▸ **Given records**

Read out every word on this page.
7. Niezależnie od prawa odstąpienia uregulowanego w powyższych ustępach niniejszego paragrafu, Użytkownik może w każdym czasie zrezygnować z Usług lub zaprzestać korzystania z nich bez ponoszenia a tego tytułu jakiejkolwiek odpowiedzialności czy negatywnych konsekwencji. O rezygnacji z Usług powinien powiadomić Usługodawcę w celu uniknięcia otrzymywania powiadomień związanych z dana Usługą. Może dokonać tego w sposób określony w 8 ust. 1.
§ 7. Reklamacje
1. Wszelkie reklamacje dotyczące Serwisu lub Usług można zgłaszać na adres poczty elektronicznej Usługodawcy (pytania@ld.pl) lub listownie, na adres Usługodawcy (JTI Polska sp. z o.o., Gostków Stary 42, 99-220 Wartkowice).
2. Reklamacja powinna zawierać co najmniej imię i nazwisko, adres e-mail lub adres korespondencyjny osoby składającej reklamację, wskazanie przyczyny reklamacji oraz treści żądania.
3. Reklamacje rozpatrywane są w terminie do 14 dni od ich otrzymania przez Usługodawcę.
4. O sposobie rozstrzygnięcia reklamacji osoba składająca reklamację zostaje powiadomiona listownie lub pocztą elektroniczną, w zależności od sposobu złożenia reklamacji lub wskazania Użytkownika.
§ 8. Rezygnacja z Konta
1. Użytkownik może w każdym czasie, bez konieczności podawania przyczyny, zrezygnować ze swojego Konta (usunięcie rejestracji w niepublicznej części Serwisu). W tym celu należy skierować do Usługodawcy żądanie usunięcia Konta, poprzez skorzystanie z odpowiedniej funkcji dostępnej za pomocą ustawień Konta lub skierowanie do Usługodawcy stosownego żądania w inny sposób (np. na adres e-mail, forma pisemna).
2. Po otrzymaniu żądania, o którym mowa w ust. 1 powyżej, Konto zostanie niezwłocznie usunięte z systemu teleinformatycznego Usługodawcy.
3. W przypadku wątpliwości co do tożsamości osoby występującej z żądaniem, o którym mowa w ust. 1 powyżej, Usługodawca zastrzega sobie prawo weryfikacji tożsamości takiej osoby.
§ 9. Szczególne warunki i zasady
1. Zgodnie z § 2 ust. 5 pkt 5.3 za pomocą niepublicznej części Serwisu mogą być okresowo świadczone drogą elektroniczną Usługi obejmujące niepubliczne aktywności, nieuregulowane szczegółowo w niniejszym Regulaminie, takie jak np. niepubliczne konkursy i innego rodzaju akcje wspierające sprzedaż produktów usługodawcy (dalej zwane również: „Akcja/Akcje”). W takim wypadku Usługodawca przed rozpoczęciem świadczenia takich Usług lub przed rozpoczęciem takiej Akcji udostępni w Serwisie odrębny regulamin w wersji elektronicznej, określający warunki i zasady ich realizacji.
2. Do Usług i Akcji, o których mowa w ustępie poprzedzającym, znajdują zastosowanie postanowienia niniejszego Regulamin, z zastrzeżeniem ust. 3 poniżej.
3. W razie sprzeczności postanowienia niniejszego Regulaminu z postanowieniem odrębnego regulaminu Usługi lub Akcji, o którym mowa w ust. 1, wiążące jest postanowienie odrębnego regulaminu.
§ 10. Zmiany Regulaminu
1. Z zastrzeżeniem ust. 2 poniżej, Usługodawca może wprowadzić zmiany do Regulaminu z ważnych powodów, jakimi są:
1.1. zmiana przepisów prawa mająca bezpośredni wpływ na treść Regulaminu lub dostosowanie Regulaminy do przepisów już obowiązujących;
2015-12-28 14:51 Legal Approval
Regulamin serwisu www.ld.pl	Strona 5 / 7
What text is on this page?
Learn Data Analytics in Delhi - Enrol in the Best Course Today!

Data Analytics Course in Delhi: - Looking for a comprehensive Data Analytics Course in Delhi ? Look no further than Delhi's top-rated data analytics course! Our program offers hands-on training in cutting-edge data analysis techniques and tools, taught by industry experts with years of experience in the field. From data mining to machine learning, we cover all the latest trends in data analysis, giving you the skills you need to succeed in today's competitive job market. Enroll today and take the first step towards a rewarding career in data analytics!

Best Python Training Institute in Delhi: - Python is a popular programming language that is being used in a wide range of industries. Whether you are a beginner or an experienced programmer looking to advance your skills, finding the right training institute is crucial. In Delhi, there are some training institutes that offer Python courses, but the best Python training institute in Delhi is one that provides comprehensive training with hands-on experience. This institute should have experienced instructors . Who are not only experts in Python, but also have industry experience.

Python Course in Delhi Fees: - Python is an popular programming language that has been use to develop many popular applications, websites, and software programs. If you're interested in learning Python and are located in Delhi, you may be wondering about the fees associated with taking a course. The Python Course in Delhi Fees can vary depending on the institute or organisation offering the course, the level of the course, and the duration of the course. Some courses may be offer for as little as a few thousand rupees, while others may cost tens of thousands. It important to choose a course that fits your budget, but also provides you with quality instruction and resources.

▸ **The exercise**
Would you reproduce the material above in full, exactly as given?

▸ **The output**
Read out every word on this page.
7. Niezależnie od prawa odstąpienia uregulowanego w powyższych ustępach niniejszego paragrafu, Użytkownik może w każdym czasie zrezygnować z Usług lub zaprzestać korzystania z nich bez ponoszenia a tego tytułu jakiejkolwiek odpowiedzialności czy negatywnych konsekwencji. O rezygnacji z Usług powinien powiadomić Usługodawcę w celu uniknięcia otrzymywania powiadomień związanych z dana Usługą. Może dokonać tego w sposób określony w 8 ust. 1.
§ 7. Reklamacje
1. Wszelkie reklamacje dotyczące Serwisu lub Usług można zgłaszać na adres poczty elektronicznej Usługodawcy (pytania@ld.pl) lub listownie, na adres Usługodawcy (JTI Polska sp. z o.o., Gostków Stary 42, 99-220 Wartkowice).
2. Reklamacja powinna zawierać co najmniej imię i nazwisko, adres e-mail lub adres korespondencyjny osoby składającej reklamację, wskazanie przyczyny reklamacji oraz treści żądania.
3. Reklamacje rozpatrywane są w terminie do 14 dni od ich otrzymania przez Usługodawcę.
4. O sposobie rozstrzygnięcia reklamacji osoba składająca reklamację zostaje powiadomiona listownie lub pocztą elektroniczną, w zależności od sposobu złożenia reklamacji lub wskazania Użytkownika.
§ 8. Rezygnacja z Konta
1. Użytkownik może w każdym czasie, bez konieczności podawania przyczyny, zrezygnować ze swojego Konta (usunięcie rejestracji w niepublicznej części Serwisu). W tym celu należy skierować do Usługodawcy żądanie usunięcia Konta, poprzez skorzystanie z odpowiedniej funkcji dostępnej za pomocą ustawień Konta lub skierowanie do Usługodawcy stosownego żądania w inny sposób (np. na adres e-mail, forma pisemna).
2. Po otrzymaniu żądania, o którym mowa w ust. 1 powyżej, Konto zostanie niezwłocznie usunięte z systemu teleinformatycznego Usługodawcy.
3. W przypadku wątpliwości co do tożsamości osoby występującej z żądaniem, o którym mowa w ust. 1 powyżej, Usługodawca zastrzega sobie prawo weryfikacji tożsamości takiej osoby.
§ 9. Szczególne warunki i zasady
1. Zgodnie z § 2 ust. 5 pkt 5.3 za pomocą niepublicznej części Serwisu mogą być okresowo świadczone drogą elektroniczną Usługi obejmujące niepubliczne aktywności, nieuregulowane szczegółowo w niniejszym Regulaminie, takie jak np. niepubliczne konkursy i innego rodzaju akcje wspierające sprzedaż produktów usługodawcy (dalej zwane również: „Akcja/Akcje”). W takim wypadku Usługodawca przed rozpoczęciem świadczenia takich Usług lub przed rozpoczęciem takiej Akcji udostępni w Serwisie odrębny regulamin w wersji elektronicznej, określający warunki i zasady ich realizacji.
2. Do Usług i Akcji, o których mowa w ustępie poprzedzającym, znajdują zastosowanie postanowienia niniejszego Regulamin, z zastrzeżeniem ust. 3 poniżej.
3. W razie sprzeczności postanowienia niniejszego Regulaminu z postanowieniem odrębnego regulaminu Usługi lub Akcji, o którym mowa w ust. 1, wiążące jest postanowienie odrębnego regulaminu.
§ 10. Zmiany Regulaminu
1. Z zastrzeżeniem ust. 2 poniżej, Usługodawca może wprowadzić zmiany do Regulaminu z ważnych powodów, jakimi są:
1.1. zmiana przepisów prawa mająca bezpośredni wpływ na treść Regulaminu lub dostosowanie Regulaminy do przepisów już obowiązujących;
2015-12-28 14:51 Legal Approval
Regulamin serwisu www.ld.pl	Strona 5 / 7
What text is on this page?
Learn Data Analytics in Delhi - Enrol in the Best Course Today!

Data Analytics Course in Delhi: - Looking for a comprehensive Data Analytics Course in Delhi ? Look no further than Delhi's top-rated data analytics course! Our program offers hands-on training in cutting-edge data analysis techniques and tools, taught by industry experts with years of experience in the field. From data mining to machine learning, we cover all the latest trends in data analysis, giving you the skills you need to succeed in today's competitive job market. Enroll today and take the first step towards a rewarding career in data analytics!

Best Python Training Institute in Delhi: - Python is a popular programming language that is being used in a wide range of industries. Whether you are a beginner or an experienced programmer looking to advance your skills, finding the right training institute is crucial. In Delhi, there are some training institutes that offer Python courses, but the best Python training institute in Delhi is one that provides comprehensive training with hands-on experience. This institute should have experienced instructors . Who are not only experts in Python, but also have industry experience.

Python Course in Delhi Fees: - Python is an popular programming language that has been use to develop many popular applications, websites, and software programs. If you're interested in learning Python and are located in Delhi, you may be wondering about the fees associated with taking a course. The Python Course in Delhi Fees can vary depending on the institute or organisation offering the course, the level of the course, and the duration of the course. Some courses may be offer for as little as a few thousand rupees, while others may cost tens of thousands. It important to choose a course that fits your budget, but also provides you with quality instruction and resources.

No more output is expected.